# To do
A verbatim copy of the records is required, with all pictures left out.
--- Extracted information ---
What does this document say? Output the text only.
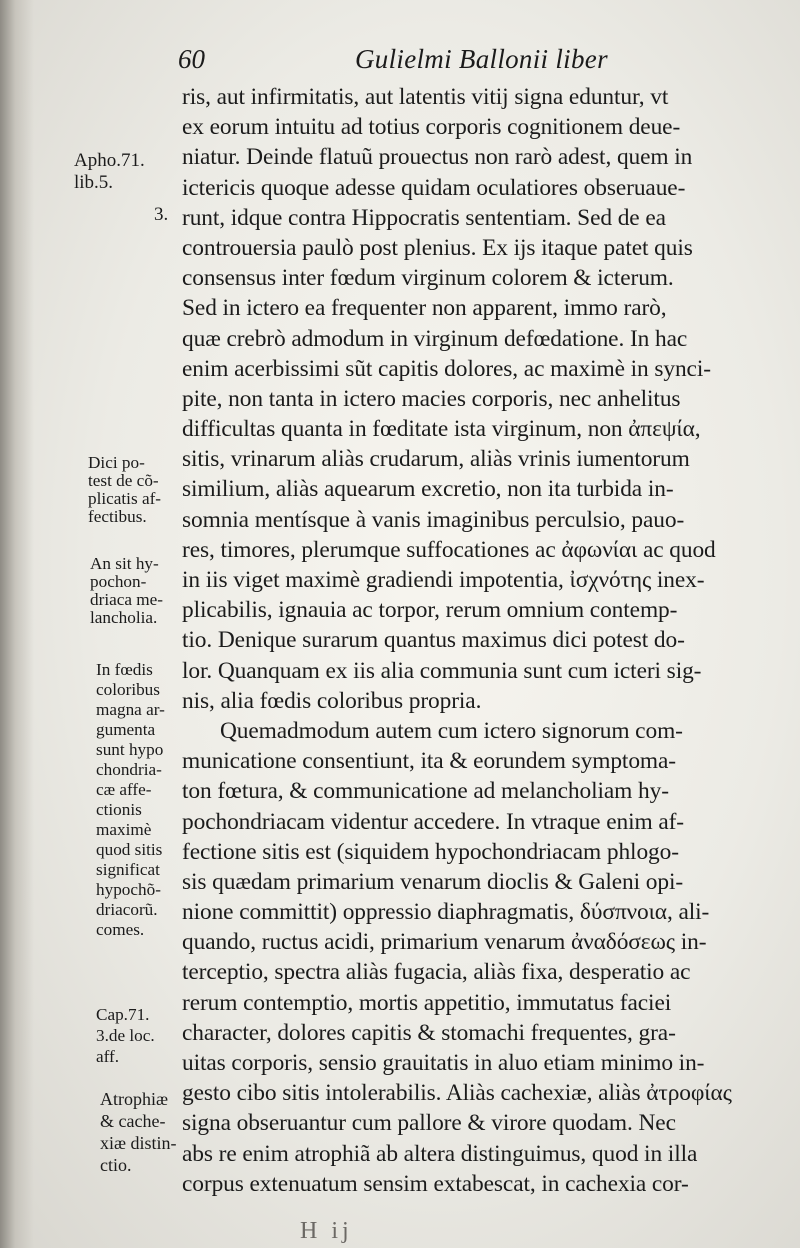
60	Gulielmi Ballonii liber
ris, aut infirmitatis, aut latentis vitij signa eduntur, vt
ex eorum intuitu ad totius corporis cognitionem deue-
niatur. Deinde flatuũ prouectus non rarò adest, quem in
ictericis quoque adesse quidam oculatiores obseruaue-
runt, idque contra Hippocratis sententiam. Sed de ea
controuersia paulò post plenius. Ex ijs itaque patet quis
consensus inter fœdum virginum colorem & icterum.
Sed in ictero ea frequenter non apparent, immo rarò,
quæ crebrò admodum in virginum defœdatione. In hac
enim acerbissimi sũt capitis dolores, ac maximè in synci-
pite, non tanta in ictero macies corporis, nec anhelitus
difficultas quanta in fœditate ista virginum, non ἀπεψία,
sitis, vrinarum aliàs crudarum, aliàs vrinis iumentorum
similium, aliàs aquearum excretio, non ita turbida in-
somnia mentísque à vanis imaginibus perculsio, pauo-
res, timores, plerumque suffocationes ac ἀφωνίαι ac quod
in iis viget maximè gradiendi impotentia, ἰσχνότης inex-
plicabilis, ignauia ac torpor, rerum omnium contemp-
tio. Denique surarum quantus maximus dici potest do-
lor. Quanquam ex iis alia communia sunt cum icteri sig-
nis, alia fœdis coloribus propria.
Quemadmodum autem cum ictero signorum com-
municatione consentiunt, ita & eorundem symptoma-
ton fœtura, & communicatione ad melancholiam hy-
pochondriacam videntur accedere. In vtraque enim af-
fectione sitis est (siquidem hypochondriacam phlogo-
sis quædam primarium venarum dioclis & Galeni opi-
nione committit) oppressio diaphragmatis, δύσπνοια, ali-
quando, ructus acidi, primarium venarum ἀναδόσεως in-
terceptio, spectra aliàs fugacia, aliàs fixa, desperatio ac
rerum contemptio, mortis appetitio, immutatus faciei
character, dolores capitis & stomachi frequentes, gra-
uitas corporis, sensio grauitatis in aluo etiam minimo in-
gesto cibo sitis intolerabilis. Aliàs cachexiæ, aliàs ἀτροφίας
signa obseruantur cum pallore & virore quodam. Nec
abs re enim atrophiã ab altera distinguimus, quod in illa
corpus extenuatum sensim extabescat, in cachexia cor-
Apho.71.
lib.5.
3.
Dici po-
test de cõ-
plicatis af-
fectibus.
An sit hy-
pochon-
driaca me-
lancholia.
In fœdis
coloribus
magna ar-
gumenta
sunt hypo
chondria-
cæ affe-
ctionis
maximè
quod sitis
significat
hypochõ-
driacorũ.
comes.
Cap.71.
3.de loc.
aff.
Atrophiæ
& cache-
xiæ distin-
ctio.
H ij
---
# Exercise result
What does this document say? Output the text only.
60	Gulielmi Ballonii liber
ris, aut infirmitatis, aut latentis vitij signa eduntur, vt
ex eorum intuitu ad totius corporis cognitionem deue-
niatur. Deinde flatuũ prouectus non rarò adest, quem in
ictericis quoque adesse quidam oculatiores obseruaue-
runt, idque contra Hippocratis sententiam. Sed de ea
controuersia paulò post plenius. Ex ijs itaque patet quis
consensus inter fœdum virginum colorem & icterum.
Sed in ictero ea frequenter non apparent, immo rarò,
quæ crebrò admodum in virginum defœdatione. In hac
enim acerbissimi sũt capitis dolores, ac maximè in synci-
pite, non tanta in ictero macies corporis, nec anhelitus
difficultas quanta in fœditate ista virginum, non ἀπεψία,
sitis, vrinarum aliàs crudarum, aliàs vrinis iumentorum
similium, aliàs aquearum excretio, non ita turbida in-
somnia mentísque à vanis imaginibus perculsio, pauo-
res, timores, plerumque suffocationes ac ἀφωνίαι ac quod
in iis viget maximè gradiendi impotentia, ἰσχνότης inex-
plicabilis, ignauia ac torpor, rerum omnium contemp-
tio. Denique surarum quantus maximus dici potest do-
lor. Quanquam ex iis alia communia sunt cum icteri sig-
nis, alia fœdis coloribus propria.
Quemadmodum autem cum ictero signorum com-
municatione consentiunt, ita & eorundem symptoma-
ton fœtura, & communicatione ad melancholiam hy-
pochondriacam videntur accedere. In vtraque enim af-
fectione sitis est (siquidem hypochondriacam phlogo-
sis quædam primarium venarum dioclis & Galeni opi-
nione committit) oppressio diaphragmatis, δύσπνοια, ali-
quando, ructus acidi, primarium venarum ἀναδόσεως in-
terceptio, spectra aliàs fugacia, aliàs fixa, desperatio ac
rerum contemptio, mortis appetitio, immutatus faciei
character, dolores capitis & stomachi frequentes, gra-
uitas corporis, sensio grauitatis in aluo etiam minimo in-
gesto cibo sitis intolerabilis. Aliàs cachexiæ, aliàs ἀτροφίας
signa obseruantur cum pallore & virore quodam. Nec
abs re enim atrophiã ab altera distinguimus, quod in illa
corpus extenuatum sensim extabescat, in cachexia cor-
Apho.71.
lib.5.
3.
Dici po-
test de cõ-
plicatis af-
fectibus.
An sit hy-
pochon-
driaca me-
lancholia.
In fœdis
coloribus
magna ar-
gumenta
sunt hypo
chondria-
cæ affe-
ctionis
maximè
quod sitis
significat
hypochõ-
driacorũ.
comes.
Cap.71.
3.de loc.
aff.
Atrophiæ
& cache-
xiæ distin-
ctio.
H ij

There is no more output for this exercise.